• _Text passage_
○ ○ ○ ○ ○ ○ ○

The primary focus of this paper is on the setting where V and Σ are sparse, and our goal is threefold. First, we consider the minimax estimation of the spiked covariance matrix Σ under the spectral norm. The method as well as the optimal rates of convergence in this problem are considerably different from those for estimating other recently studied structured covariance matrices, such as bandable and sparse covariance matrices. Second, we are interested in rank detection. The rank r plays an important role in principal component analysis (PCA) and is also of significant interest in signal processing and other applications. Last but not least, we consider optimal estimation of the principal subspace span(V) under the spectral norm, which is the main object of interest in PCA. Each of these three problems is important in its own right.

We now explain the sparsity model of V and Σ. The difficulty of estimation and rank detection depends on the joint sparsity of the columns of V. Let V_j* denote the j^th row of V. The row support of V is defined by

supp (V) = {j \in [p] : V_{j *} \neq 0},

(2)

whose cardinality is denoted by |supp(V)|. Let the collection of p × r matrices with orthonormal columns be O(p, r) = {V ∈ ℝ^{p × r} : V′V = I_r}. Define the following parameter spaces for Σ,

\begin{array}{l} Θ_{0} (k, p, r, λ, τ) = {\sum = VΛ V^{'} + I_{p} & : λ / τ \leq λ_{r} \leq \dots \leq λ_{1} \leq λ, \\ V \in O (p, r), | supp (V) | \leq k}, \end{array}

(3)

where τ ≥ 1 is a constant and r ≤ k ≤ p is assumed throughout the paper. Note that the condition number of Λ is at most τ. Moreover, for each covariance matrix in Θ₀ (k, p, r, λ, τ), the leading r singular vectors (columns of V) are jointly k-sparse in the sense that the row support size of V is upper bounded by k. The structure of group sparsity has proved useful for high-dimensional regression; See, for example, [30]. In addition to (3), we also define the following parameter spaces by dropping the dependence on τ and r, respectively:

\begin{array}{l} Θ_{1} (k, p, r, λ) & = cl \underset{τ \geq 1}{\cup} Θ_{0} (k, p, r, λ, τ) \\ \begin{array}{l} = {\sum = V Λ V^{'} + I_{p} : & 0 \leq λ_{r} \leq \dots \leq λ_{1} \leq λ, \\ V \in O (p, r), | supp (V) | \leq k} \end{array} \end{array}

(4)

○ ○ ○ ○ ○ ○ ○

• _Items_
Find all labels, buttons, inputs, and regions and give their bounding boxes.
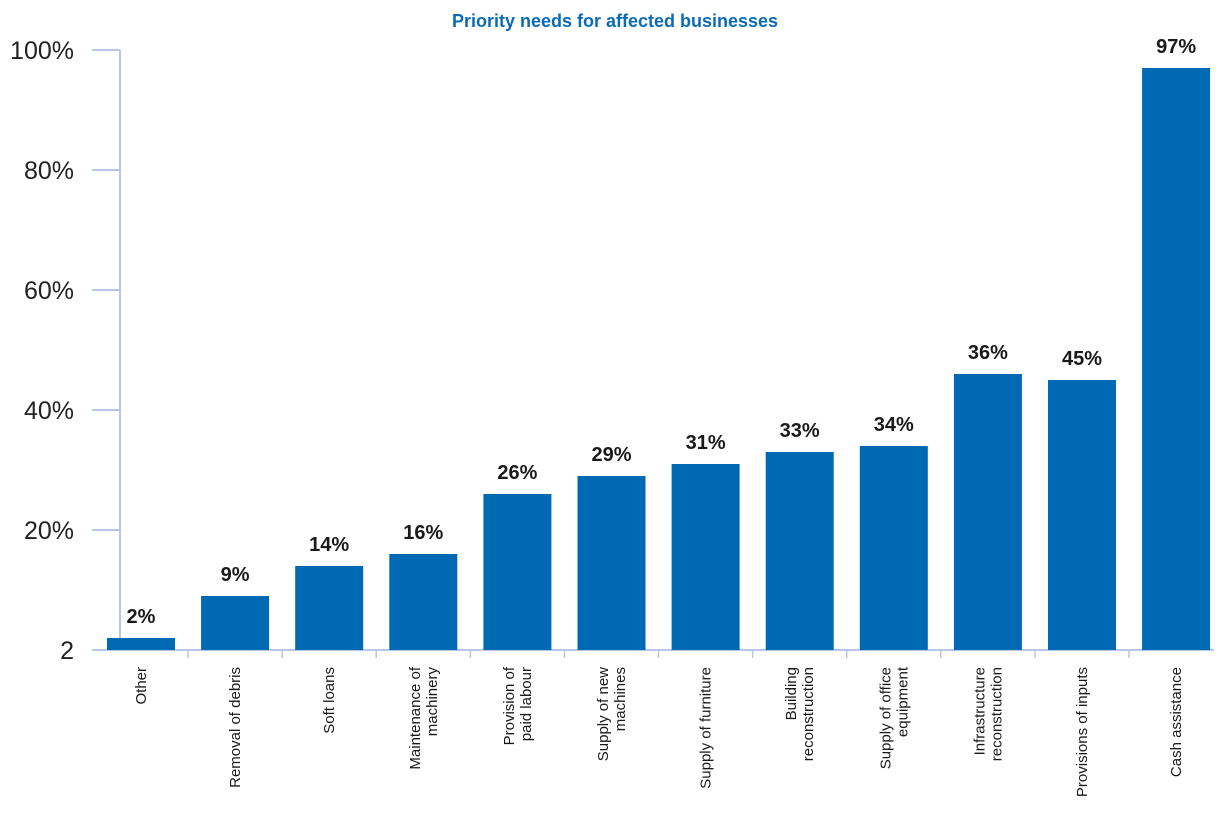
x-tick-label-line: Provision of bbox=[501, 666, 518, 745]
x-tick-label-line: Supply of office bbox=[877, 667, 894, 769]
y-tick-label: 100% bbox=[10, 37, 74, 65]
x-tick-label-line: Removal of debris bbox=[227, 667, 244, 788]
x-tick-label: Provision of paid labour bbox=[501, 666, 535, 745]
x-tick-label-line: Soft loans bbox=[321, 667, 338, 734]
x-tick-label-line: Supply of furniture bbox=[698, 667, 715, 789]
y-tick-label: 40% bbox=[24, 397, 74, 425]
y-tick-label: 60% bbox=[24, 277, 74, 305]
y-tick-label: 80% bbox=[24, 157, 74, 185]
data-label: 97% bbox=[1156, 36, 1196, 58]
bar bbox=[953, 374, 1022, 650]
bar bbox=[577, 476, 646, 650]
chart-title: Priority needs for affected businesses bbox=[452, 11, 778, 31]
x-tick-label: Building reconstruction bbox=[783, 667, 817, 761]
data-label: 2% bbox=[127, 606, 156, 628]
data-label: 26% bbox=[497, 462, 537, 484]
x-tick-label-line: Cash assistance bbox=[1168, 667, 1185, 777]
bar bbox=[483, 494, 552, 650]
x-tick-label: Removal of debris bbox=[227, 667, 244, 788]
x-tick-label-line: Building bbox=[783, 667, 800, 720]
bar bbox=[859, 446, 928, 650]
bar bbox=[671, 464, 740, 650]
bar bbox=[201, 596, 270, 650]
x-tick-label: Supply of furniture bbox=[698, 667, 715, 789]
x-tick-label: Other bbox=[133, 667, 150, 705]
x-tick-label: Soft loans bbox=[321, 667, 338, 734]
x-tick-label-line: paid labour bbox=[518, 667, 535, 741]
x-tick-label-line: reconstruction bbox=[988, 667, 1005, 761]
data-label: 33% bbox=[780, 420, 820, 442]
bar bbox=[765, 452, 834, 650]
bar bbox=[295, 566, 364, 650]
data-label: 14% bbox=[309, 534, 349, 556]
x-tick-label-line: Infrastructure bbox=[971, 667, 988, 755]
x-axis bbox=[92, 649, 1214, 658]
data-label: 34% bbox=[874, 414, 914, 436]
x-tick-label-line: reconstruction bbox=[800, 667, 817, 761]
x-tick-label: Maintenance of machinery bbox=[407, 666, 441, 769]
x-tick-label-line: machinery bbox=[424, 667, 441, 737]
x-tick-label: Supply of office equipment bbox=[877, 666, 911, 769]
bar bbox=[1142, 68, 1211, 650]
data-label: 31% bbox=[686, 432, 726, 454]
x-tick-label: Supply of new machines bbox=[595, 667, 629, 761]
bar bbox=[389, 554, 458, 650]
x-tick-label-line: equipment bbox=[894, 666, 911, 737]
data-label: 36% bbox=[968, 342, 1008, 364]
bars bbox=[107, 68, 1211, 650]
x-tick-label-line: Other bbox=[133, 667, 150, 705]
x-tick-label: Cash assistance bbox=[1168, 667, 1185, 777]
data-label: 29% bbox=[591, 444, 631, 466]
data-labels: 2% 9% 14% 16% 26% 29% 31% 33% 34% 36% 45% 97% bbox=[127, 36, 1197, 628]
y-tick-label: 20% bbox=[24, 517, 74, 545]
data-label: 9% bbox=[221, 564, 250, 586]
x-tick-label-line: Supply of new bbox=[595, 667, 612, 761]
x-tick-labels: Other Removal of debris Soft loans Maintena… bbox=[133, 666, 1185, 797]
y-axis: 2 20% 40% 60% 80% 100% bbox=[10, 37, 121, 665]
x-tick-label: Infrastructure reconstruction bbox=[971, 667, 1005, 761]
x-tick-label-line: Maintenance of bbox=[407, 666, 424, 769]
x-tick-label-line: Provisions of inputs bbox=[1074, 667, 1091, 797]
bar bbox=[107, 638, 175, 650]
x-tick-label: Provisions of inputs bbox=[1074, 667, 1091, 797]
data-label: 16% bbox=[403, 522, 443, 544]
x-tick-label-line: machines bbox=[612, 667, 629, 731]
y-tick-label: 2 bbox=[60, 637, 74, 665]
data-label: 45% bbox=[1062, 348, 1102, 370]
bar bbox=[1048, 380, 1116, 650]
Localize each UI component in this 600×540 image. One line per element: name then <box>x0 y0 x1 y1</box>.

○ ○ ○ ○ ○ ○ ○

• _Task goal_
In the passage on sparse spiked covariance matrices, what does the passage call the main object of interest in PCA? The records play no part here.

• _Answer for this exercise_
The principal subspace span(V).